**THE REQUEST:** Output all lines exactly.
** begin EXERCISE DATA **
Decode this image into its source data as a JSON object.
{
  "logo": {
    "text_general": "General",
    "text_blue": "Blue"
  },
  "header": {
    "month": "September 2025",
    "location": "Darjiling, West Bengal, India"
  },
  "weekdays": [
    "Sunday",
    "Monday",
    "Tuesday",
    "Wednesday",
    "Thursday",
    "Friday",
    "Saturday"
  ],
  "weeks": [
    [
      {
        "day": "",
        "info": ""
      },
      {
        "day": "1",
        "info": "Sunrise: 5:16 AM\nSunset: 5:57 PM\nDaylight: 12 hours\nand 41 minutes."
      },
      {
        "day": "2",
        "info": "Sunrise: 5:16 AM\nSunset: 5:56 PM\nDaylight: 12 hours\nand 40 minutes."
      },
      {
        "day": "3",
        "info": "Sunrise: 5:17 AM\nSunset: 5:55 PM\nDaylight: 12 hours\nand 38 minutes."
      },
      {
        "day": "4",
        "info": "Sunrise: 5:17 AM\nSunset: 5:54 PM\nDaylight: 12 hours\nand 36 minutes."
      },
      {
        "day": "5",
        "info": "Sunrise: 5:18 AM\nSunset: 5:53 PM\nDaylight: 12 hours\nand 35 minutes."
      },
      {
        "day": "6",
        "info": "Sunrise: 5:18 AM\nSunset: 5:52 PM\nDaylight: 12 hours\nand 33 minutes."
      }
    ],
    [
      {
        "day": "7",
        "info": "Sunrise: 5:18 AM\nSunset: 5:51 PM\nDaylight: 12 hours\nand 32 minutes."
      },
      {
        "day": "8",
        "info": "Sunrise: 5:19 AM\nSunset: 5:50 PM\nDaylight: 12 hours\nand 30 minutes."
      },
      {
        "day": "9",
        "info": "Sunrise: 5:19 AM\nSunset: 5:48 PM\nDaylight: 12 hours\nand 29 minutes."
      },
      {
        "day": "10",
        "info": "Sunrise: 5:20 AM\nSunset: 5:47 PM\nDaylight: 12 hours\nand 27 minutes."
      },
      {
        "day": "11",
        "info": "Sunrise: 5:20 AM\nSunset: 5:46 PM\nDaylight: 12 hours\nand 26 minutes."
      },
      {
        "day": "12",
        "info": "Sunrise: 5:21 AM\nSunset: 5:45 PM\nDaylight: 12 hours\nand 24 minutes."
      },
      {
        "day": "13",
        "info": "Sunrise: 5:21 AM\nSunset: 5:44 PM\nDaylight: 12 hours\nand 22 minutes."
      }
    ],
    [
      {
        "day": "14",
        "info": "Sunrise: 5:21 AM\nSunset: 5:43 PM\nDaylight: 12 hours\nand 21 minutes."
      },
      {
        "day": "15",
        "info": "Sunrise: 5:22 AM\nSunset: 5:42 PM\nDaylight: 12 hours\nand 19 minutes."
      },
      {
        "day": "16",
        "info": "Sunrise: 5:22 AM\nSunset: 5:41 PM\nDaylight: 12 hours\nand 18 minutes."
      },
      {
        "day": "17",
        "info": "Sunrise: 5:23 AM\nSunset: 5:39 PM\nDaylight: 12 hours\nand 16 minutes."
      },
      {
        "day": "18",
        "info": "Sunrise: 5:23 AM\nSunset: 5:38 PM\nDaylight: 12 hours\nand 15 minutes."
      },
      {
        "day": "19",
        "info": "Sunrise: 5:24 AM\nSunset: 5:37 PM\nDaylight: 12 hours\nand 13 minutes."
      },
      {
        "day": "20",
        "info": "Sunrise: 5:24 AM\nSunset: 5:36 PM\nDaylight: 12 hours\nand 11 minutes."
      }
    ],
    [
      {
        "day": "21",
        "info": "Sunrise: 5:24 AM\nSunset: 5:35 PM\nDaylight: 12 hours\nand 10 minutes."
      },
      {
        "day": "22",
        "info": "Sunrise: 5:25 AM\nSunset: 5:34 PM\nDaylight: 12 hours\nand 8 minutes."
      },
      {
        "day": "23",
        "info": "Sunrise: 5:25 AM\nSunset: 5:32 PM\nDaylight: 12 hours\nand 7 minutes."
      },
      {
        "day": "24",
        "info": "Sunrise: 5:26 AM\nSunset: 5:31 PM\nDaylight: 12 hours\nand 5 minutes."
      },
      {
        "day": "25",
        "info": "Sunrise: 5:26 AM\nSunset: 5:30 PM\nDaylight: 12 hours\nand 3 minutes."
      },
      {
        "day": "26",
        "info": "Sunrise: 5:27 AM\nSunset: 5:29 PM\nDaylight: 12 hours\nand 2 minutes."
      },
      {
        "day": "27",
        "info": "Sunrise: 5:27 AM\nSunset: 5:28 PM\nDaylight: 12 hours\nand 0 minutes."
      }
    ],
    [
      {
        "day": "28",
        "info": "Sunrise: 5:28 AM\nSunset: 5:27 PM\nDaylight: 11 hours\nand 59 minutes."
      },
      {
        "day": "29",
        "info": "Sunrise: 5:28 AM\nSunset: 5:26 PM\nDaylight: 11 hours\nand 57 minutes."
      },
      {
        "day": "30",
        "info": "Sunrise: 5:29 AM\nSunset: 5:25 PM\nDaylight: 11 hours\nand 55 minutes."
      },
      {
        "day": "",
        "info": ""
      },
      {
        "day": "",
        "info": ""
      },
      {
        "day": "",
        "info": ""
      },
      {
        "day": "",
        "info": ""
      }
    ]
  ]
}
** end EXERCISE DATA **
**EXERCISE RESPONSE:**
Decode this image into its source data as a JSON object.
{
  "logo": {
    "text_general": "General",
    "text_blue": "Blue"
  },
  "header": {
    "month": "September 2025",
    "location": "Darjiling, West Bengal, India"
  },
  "weekdays": [
    "Sunday",
    "Monday",
    "Tuesday",
    "Wednesday",
    "Thursday",
    "Friday",
    "Saturday"
  ],
  "weeks": [
    [
      {
        "day": "",
        "info": ""
      },
      {
        "day": "1",
        "info": "Sunrise: 5:16 AM\nSunset: 5:57 PM\nDaylight: 12 hours\nand 41 minutes."
      },
      {
        "day": "2",
        "info": "Sunrise: 5:16 AM\nSunset: 5:56 PM\nDaylight: 12 hours\nand 40 minutes."
      },
      {
        "day": "3",
        "info": "Sunrise: 5:17 AM\nSunset: 5:55 PM\nDaylight: 12 hours\nand 38 minutes."
      },
      {
        "day": "4",
        "info": "Sunrise: 5:17 AM\nSunset: 5:54 PM\nDaylight: 12 hours\nand 36 minutes."
      },
      {
        "day": "5",
        "info": "Sunrise: 5:18 AM\nSunset: 5:53 PM\nDaylight: 12 hours\nand 35 minutes."
      },
      {
        "day": "6",
        "info": "Sunrise: 5:18 AM\nSunset: 5:52 PM\nDaylight: 12 hours\nand 33 minutes."
      }
    ],
    [
      {
        "day": "7",
        "info": "Sunrise: 5:18 AM\nSunset: 5:51 PM\nDaylight: 12 hours\nand 32 minutes."
      },
      {
        "day": "8",
        "info": "Sunrise: 5:19 AM\nSunset: 5:50 PM\nDaylight: 12 hours\nand 30 minutes."
      },
      {
        "day": "9",
        "info": "Sunrise: 5:19 AM\nSunset: 5:48 PM\nDaylight: 12 hours\nand 29 minutes."
      },
      {
        "day": "10",
        "info": "Sunrise: 5:20 AM\nSunset: 5:47 PM\nDaylight: 12 hours\nand 27 minutes."
      },
      {
        "day": "11",
        "info": "Sunrise: 5:20 AM\nSunset: 5:46 PM\nDaylight: 12 hours\nand 26 minutes."
      },
      {
        "day": "12",
        "info": "Sunrise: 5:21 AM\nSunset: 5:45 PM\nDaylight: 12 hours\nand 24 minutes."
      },
      {
        "day": "13",
        "info": "Sunrise: 5:21 AM\nSunset: 5:44 PM\nDaylight: 12 hours\nand 22 minutes."
      }
    ],
    [
      {
        "day": "14",
        "info": "Sunrise: 5:21 AM\nSunset: 5:43 PM\nDaylight: 12 hours\nand 21 minutes."
      },
      {
        "day": "15",
        "info": "Sunrise: 5:22 AM\nSunset: 5:42 PM\nDaylight: 12 hours\nand 19 minutes."
      },
      {
        "day": "16",
        "info": "Sunrise: 5:22 AM\nSunset: 5:41 PM\nDaylight: 12 hours\nand 18 minutes."
      },
      {
        "day": "17",
        "info": "Sunrise: 5:23 AM\nSunset: 5:39 PM\nDaylight: 12 hours\nand 16 minutes."
      },
      {
        "day": "18",
        "info": "Sunrise: 5:23 AM\nSunset: 5:38 PM\nDaylight: 12 hours\nand 15 minutes."
      },
      {
        "day": "19",
        "info": "Sunrise: 5:24 AM\nSunset: 5:37 PM\nDaylight: 12 hours\nand 13 minutes."
      },
      {
        "day": "20",
        "info": "Sunrise: 5:24 AM\nSunset: 5:36 PM\nDaylight: 12 hours\nand 11 minutes."
      }
    ],
    [
      {
        "day": "21",
        "info": "Sunrise: 5:24 AM\nSunset: 5:35 PM\nDaylight: 12 hours\nand 10 minutes."
      },
      {
        "day": "22",
        "info": "Sunrise: 5:25 AM\nSunset: 5:34 PM\nDaylight: 12 hours\nand 8 minutes."
      },
      {
        "day": "23",
        "info": "Sunrise: 5:25 AM\nSunset: 5:32 PM\nDaylight: 12 hours\nand 7 minutes."
      },
      {
        "day": "24",
        "info": "Sunrise: 5:26 AM\nSunset: 5:31 PM\nDaylight: 12 hours\nand 5 minutes."
      },
      {
        "day": "25",
        "info": "Sunrise: 5:26 AM\nSunset: 5:30 PM\nDaylight: 12 hours\nand 3 minutes."
      },
      {
        "day": "26",
        "info": "Sunrise: 5:27 AM\nSunset: 5:29 PM\nDaylight: 12 hours\nand 2 minutes."
      },
      {
        "day": "27",
        "info": "Sunrise: 5:27 AM\nSunset: 5:28 PM\nDaylight: 12 hours\nand 0 minutes."
      }
    ],
    [
      {
        "day": "28",
        "info": "Sunrise: 5:28 AM\nSunset: 5:27 PM\nDaylight: 11 hours\nand 59 minutes."
      },
      {
        "day": "29",
        "info": "Sunrise: 5:28 AM\nSunset: 5:26 PM\nDaylight: 11 hours\nand 57 minutes."
      },
      {
        "day": "30",
        "info": "Sunrise: 5:29 AM\nSunset: 5:25 PM\nDaylight: 11 hours\nand 55 minutes."
      },
      {
        "day": "",
        "info": ""
      },
      {
        "day": "",
        "info": ""
      },
      {
        "day": "",
        "info": ""
      },
      {
        "day": "",
        "info": ""
      }
    ]
  ]
}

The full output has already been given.